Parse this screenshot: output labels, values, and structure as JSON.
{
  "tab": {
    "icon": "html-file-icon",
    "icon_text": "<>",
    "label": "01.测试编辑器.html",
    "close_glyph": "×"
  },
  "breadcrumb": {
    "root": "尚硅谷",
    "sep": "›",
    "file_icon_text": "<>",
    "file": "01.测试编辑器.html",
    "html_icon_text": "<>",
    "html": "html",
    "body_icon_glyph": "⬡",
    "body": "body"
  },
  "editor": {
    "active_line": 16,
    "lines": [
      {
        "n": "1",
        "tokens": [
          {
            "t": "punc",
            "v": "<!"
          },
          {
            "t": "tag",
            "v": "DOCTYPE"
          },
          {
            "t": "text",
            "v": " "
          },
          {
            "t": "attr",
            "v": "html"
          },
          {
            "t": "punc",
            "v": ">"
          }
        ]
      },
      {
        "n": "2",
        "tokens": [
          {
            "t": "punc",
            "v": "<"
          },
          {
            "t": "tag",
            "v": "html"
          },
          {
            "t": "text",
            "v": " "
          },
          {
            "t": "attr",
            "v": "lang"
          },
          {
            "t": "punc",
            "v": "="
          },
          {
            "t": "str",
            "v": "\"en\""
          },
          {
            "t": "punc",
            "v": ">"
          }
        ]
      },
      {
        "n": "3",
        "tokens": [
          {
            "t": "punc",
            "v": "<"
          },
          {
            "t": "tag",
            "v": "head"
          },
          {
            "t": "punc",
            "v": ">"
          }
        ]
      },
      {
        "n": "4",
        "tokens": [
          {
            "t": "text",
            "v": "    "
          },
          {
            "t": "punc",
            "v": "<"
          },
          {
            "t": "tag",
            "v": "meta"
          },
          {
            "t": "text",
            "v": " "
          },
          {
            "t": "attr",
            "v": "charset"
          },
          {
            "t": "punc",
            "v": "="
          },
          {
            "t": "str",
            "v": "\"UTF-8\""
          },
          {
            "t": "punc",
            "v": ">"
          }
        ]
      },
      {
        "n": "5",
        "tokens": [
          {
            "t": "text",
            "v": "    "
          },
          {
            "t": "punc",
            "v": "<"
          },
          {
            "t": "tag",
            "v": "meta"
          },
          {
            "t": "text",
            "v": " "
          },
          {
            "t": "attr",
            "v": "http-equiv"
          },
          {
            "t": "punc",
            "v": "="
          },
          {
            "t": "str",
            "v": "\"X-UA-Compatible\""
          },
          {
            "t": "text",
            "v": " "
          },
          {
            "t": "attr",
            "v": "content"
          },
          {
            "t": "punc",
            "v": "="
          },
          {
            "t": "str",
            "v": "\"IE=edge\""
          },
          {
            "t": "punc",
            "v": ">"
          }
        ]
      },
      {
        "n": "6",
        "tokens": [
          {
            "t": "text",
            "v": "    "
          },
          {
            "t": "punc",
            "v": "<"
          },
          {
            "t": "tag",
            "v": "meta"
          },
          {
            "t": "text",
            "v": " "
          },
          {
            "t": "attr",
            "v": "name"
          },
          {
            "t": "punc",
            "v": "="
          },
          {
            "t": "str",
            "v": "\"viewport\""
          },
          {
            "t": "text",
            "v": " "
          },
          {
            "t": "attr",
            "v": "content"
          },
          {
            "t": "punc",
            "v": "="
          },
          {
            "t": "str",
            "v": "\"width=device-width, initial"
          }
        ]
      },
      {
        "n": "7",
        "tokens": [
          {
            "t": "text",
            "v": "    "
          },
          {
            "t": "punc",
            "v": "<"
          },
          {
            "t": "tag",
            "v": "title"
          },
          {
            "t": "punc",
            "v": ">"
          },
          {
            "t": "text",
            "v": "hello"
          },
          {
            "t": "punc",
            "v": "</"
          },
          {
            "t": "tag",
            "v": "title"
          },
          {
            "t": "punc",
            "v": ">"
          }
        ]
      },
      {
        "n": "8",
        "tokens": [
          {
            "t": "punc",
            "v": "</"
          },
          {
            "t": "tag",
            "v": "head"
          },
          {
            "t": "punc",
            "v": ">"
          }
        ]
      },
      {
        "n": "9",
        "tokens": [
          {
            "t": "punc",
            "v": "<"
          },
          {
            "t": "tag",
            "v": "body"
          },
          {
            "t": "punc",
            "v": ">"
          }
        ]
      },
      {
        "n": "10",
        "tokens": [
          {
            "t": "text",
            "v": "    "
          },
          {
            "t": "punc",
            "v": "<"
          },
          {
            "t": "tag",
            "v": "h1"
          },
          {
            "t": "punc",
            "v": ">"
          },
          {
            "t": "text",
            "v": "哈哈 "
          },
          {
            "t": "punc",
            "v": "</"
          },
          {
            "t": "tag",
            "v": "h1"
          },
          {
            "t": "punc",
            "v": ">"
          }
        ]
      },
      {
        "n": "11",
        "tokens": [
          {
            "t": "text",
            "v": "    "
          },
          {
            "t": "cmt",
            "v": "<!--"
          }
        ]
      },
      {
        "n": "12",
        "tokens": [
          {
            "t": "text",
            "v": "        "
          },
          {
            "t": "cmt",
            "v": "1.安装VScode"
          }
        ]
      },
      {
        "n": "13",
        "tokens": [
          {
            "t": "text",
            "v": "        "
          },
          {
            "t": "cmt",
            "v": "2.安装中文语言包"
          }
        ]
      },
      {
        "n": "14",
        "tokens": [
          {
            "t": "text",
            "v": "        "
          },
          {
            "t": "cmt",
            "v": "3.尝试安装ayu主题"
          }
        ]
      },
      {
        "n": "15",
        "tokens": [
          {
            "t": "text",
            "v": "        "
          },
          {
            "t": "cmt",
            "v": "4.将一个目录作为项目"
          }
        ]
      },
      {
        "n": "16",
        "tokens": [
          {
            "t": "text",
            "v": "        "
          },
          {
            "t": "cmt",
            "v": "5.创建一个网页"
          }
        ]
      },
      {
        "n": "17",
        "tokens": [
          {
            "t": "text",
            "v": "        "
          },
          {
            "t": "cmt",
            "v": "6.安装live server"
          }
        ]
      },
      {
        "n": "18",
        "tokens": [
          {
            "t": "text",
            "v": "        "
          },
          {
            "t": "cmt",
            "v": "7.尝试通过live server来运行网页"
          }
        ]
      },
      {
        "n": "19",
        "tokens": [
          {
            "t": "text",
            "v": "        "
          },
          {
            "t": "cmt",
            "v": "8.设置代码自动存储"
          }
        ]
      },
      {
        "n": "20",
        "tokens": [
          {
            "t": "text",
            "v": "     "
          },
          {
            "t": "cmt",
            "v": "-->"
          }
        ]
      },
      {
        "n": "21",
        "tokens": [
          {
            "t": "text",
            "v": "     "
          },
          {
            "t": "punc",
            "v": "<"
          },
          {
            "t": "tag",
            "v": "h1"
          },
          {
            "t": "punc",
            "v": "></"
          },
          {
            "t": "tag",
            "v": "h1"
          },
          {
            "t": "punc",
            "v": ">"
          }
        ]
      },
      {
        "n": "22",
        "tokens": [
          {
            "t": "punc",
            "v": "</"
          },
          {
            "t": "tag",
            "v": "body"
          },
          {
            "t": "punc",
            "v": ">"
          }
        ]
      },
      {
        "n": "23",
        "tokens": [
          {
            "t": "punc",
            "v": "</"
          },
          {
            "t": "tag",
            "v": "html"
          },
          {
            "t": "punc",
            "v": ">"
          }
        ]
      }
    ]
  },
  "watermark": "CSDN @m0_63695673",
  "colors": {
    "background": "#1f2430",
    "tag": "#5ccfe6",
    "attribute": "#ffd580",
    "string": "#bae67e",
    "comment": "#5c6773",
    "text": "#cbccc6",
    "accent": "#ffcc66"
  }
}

* * * * * * * * *

# [WRITTEN REQUEST]
In full and verbatim, repeat the records given above.

# [FULL ANSWER]
Parse this screenshot: output labels, values, and structure as JSON.
{
  "tab": {
    "icon": "html-file-icon",
    "icon_text": "<>",
    "label": "01.测试编辑器.html",
    "close_glyph": "×"
  },
  "breadcrumb": {
    "root": "尚硅谷",
    "sep": "›",
    "file_icon_text": "<>",
    "file": "01.测试编辑器.html",
    "html_icon_text": "<>",
    "html": "html",
    "body_icon_glyph": "⬡",
    "body": "body"
  },
  "editor": {
    "active_line": 16,
    "lines": [
      {
        "n": "1",
        "tokens": [
          {
            "t": "punc",
            "v": "<!"
          },
          {
            "t": "tag",
            "v": "DOCTYPE"
          },
          {
            "t": "text",
            "v": " "
          },
          {
            "t": "attr",
            "v": "html"
          },
          {
            "t": "punc",
            "v": ">"
          }
        ]
      },
      {
        "n": "2",
        "tokens": [
          {
            "t": "punc",
            "v": "<"
          },
          {
            "t": "tag",
            "v": "html"
          },
          {
            "t": "text",
            "v": " "
          },
          {
            "t": "attr",
            "v": "lang"
          },
          {
            "t": "punc",
            "v": "="
          },
          {
            "t": "str",
            "v": "\"en\""
          },
          {
            "t": "punc",
            "v": ">"
          }
        ]
      },
      {
        "n": "3",
        "tokens": [
          {
            "t": "punc",
            "v": "<"
          },
          {
            "t": "tag",
            "v": "head"
          },
          {
            "t": "punc",
            "v": ">"
          }
        ]
      },
      {
        "n": "4",
        "tokens": [
          {
            "t": "text",
            "v": "    "
          },
          {
            "t": "punc",
            "v": "<"
          },
          {
            "t": "tag",
            "v": "meta"
          },
          {
            "t": "text",
            "v": " "
          },
          {
            "t": "attr",
            "v": "charset"
          },
          {
            "t": "punc",
            "v": "="
          },
          {
            "t": "str",
            "v": "\"UTF-8\""
          },
          {
            "t": "punc",
            "v": ">"
          }
        ]
      },
      {
        "n": "5",
        "tokens": [
          {
            "t": "text",
            "v": "    "
          },
          {
            "t": "punc",
            "v": "<"
          },
          {
            "t": "tag",
            "v": "meta"
          },
          {
            "t": "text",
            "v": " "
          },
          {
            "t": "attr",
            "v": "http-equiv"
          },
          {
            "t": "punc",
            "v": "="
          },
          {
            "t": "str",
            "v": "\"X-UA-Compatible\""
          },
          {
            "t": "text",
            "v": " "
          },
          {
            "t": "attr",
            "v": "content"
          },
          {
            "t": "punc",
            "v": "="
          },
          {
            "t": "str",
            "v": "\"IE=edge\""
          },
          {
            "t": "punc",
            "v": ">"
          }
        ]
      },
      {
        "n": "6",
        "tokens": [
          {
            "t": "text",
            "v": "    "
          },
          {
            "t": "punc",
            "v": "<"
          },
          {
            "t": "tag",
            "v": "meta"
          },
          {
            "t": "text",
            "v": " "
          },
          {
            "t": "attr",
            "v": "name"
          },
          {
            "t": "punc",
            "v": "="
          },
          {
            "t": "str",
            "v": "\"viewport\""
          },
          {
            "t": "text",
            "v": " "
          },
          {
            "t": "attr",
            "v": "content"
          },
          {
            "t": "punc",
            "v": "="
          },
          {
            "t": "str",
            "v": "\"width=device-width, initial"
          }
        ]
      },
      {
        "n": "7",
        "tokens": [
          {
            "t": "text",
            "v": "    "
          },
          {
            "t": "punc",
            "v": "<"
          },
          {
            "t": "tag",
            "v": "title"
          },
          {
            "t": "punc",
            "v": ">"
          },
          {
            "t": "text",
            "v": "hello"
          },
          {
            "t": "punc",
            "v": "</"
          },
          {
            "t": "tag",
            "v": "title"
          },
          {
            "t": "punc",
            "v": ">"
          }
        ]
      },
      {
        "n": "8",
        "tokens": [
          {
            "t": "punc",
            "v": "</"
          },
          {
            "t": "tag",
            "v": "head"
          },
          {
            "t": "punc",
            "v": ">"
          }
        ]
      },
      {
        "n": "9",
        "tokens": [
          {
            "t": "punc",
            "v": "<"
          },
          {
            "t": "tag",
            "v": "body"
          },
          {
            "t": "punc",
            "v": ">"
          }
        ]
      },
      {
        "n": "10",
        "tokens": [
          {
            "t": "text",
            "v": "    "
          },
          {
            "t": "punc",
            "v": "<"
          },
          {
            "t": "tag",
            "v": "h1"
          },
          {
            "t": "punc",
            "v": ">"
          },
          {
            "t": "text",
            "v": "哈哈 "
          },
          {
            "t": "punc",
            "v": "</"
          },
          {
            "t": "tag",
            "v": "h1"
          },
          {
            "t": "punc",
            "v": ">"
          }
        ]
      },
      {
        "n": "11",
        "tokens": [
          {
            "t": "text",
            "v": "    "
          },
          {
            "t": "cmt",
            "v": "<!--"
          }
        ]
      },
      {
        "n": "12",
        "tokens": [
          {
            "t": "text",
            "v": "        "
          },
          {
            "t": "cmt",
            "v": "1.安装VScode"
          }
        ]
      },
      {
        "n": "13",
        "tokens": [
          {
            "t": "text",
            "v": "        "
          },
          {
            "t": "cmt",
            "v": "2.安装中文语言包"
          }
        ]
      },
      {
        "n": "14",
        "tokens": [
          {
            "t": "text",
            "v": "        "
          },
          {
            "t": "cmt",
            "v": "3.尝试安装ayu主题"
          }
        ]
      },
      {
        "n": "15",
        "tokens": [
          {
            "t": "text",
            "v": "        "
          },
          {
            "t": "cmt",
            "v": "4.将一个目录作为项目"
          }
        ]
      },
      {
        "n": "16",
        "tokens": [
          {
            "t": "text",
            "v": "        "
          },
          {
            "t": "cmt",
            "v": "5.创建一个网页"
          }
        ]
      },
      {
        "n": "17",
        "tokens": [
          {
            "t": "text",
            "v": "        "
          },
          {
            "t": "cmt",
            "v": "6.安装live server"
          }
        ]
      },
      {
        "n": "18",
        "tokens": [
          {
            "t": "text",
            "v": "        "
          },
          {
            "t": "cmt",
            "v": "7.尝试通过live server来运行网页"
          }
        ]
      },
      {
        "n": "19",
        "tokens": [
          {
            "t": "text",
            "v": "        "
          },
          {
            "t": "cmt",
            "v": "8.设置代码自动存储"
          }
        ]
      },
      {
        "n": "20",
        "tokens": [
          {
            "t": "text",
            "v": "     "
          },
          {
            "t": "cmt",
            "v": "-->"
          }
        ]
      },
      {
        "n": "21",
        "tokens": [
          {
            "t": "text",
            "v": "     "
          },
          {
            "t": "punc",
            "v": "<"
          },
          {
            "t": "tag",
            "v": "h1"
          },
          {
            "t": "punc",
            "v": "></"
          },
          {
            "t": "tag",
            "v": "h1"
          },
          {
            "t": "punc",
            "v": ">"
          }
        ]
      },
      {
        "n": "22",
        "tokens": [
          {
            "t": "punc",
            "v": "</"
          },
          {
            "t": "tag",
            "v": "body"
          },
          {
            "t": "punc",
            "v": ">"
          }
        ]
      },
      {
        "n": "23",
        "tokens": [
          {
            "t": "punc",
            "v": "</"
          },
          {
            "t": "tag",
            "v": "html"
          },
          {
            "t": "punc",
            "v": ">"
          }
        ]
      }
    ]
  },
  "watermark": "CSDN @m0_63695673",
  "colors": {
    "background": "#1f2430",
    "tag": "#5ccfe6",
    "attribute": "#ffd580",
    "string": "#bae67e",
    "comment": "#5c6773",
    "text": "#cbccc6",
    "accent": "#ffcc66"
  }
}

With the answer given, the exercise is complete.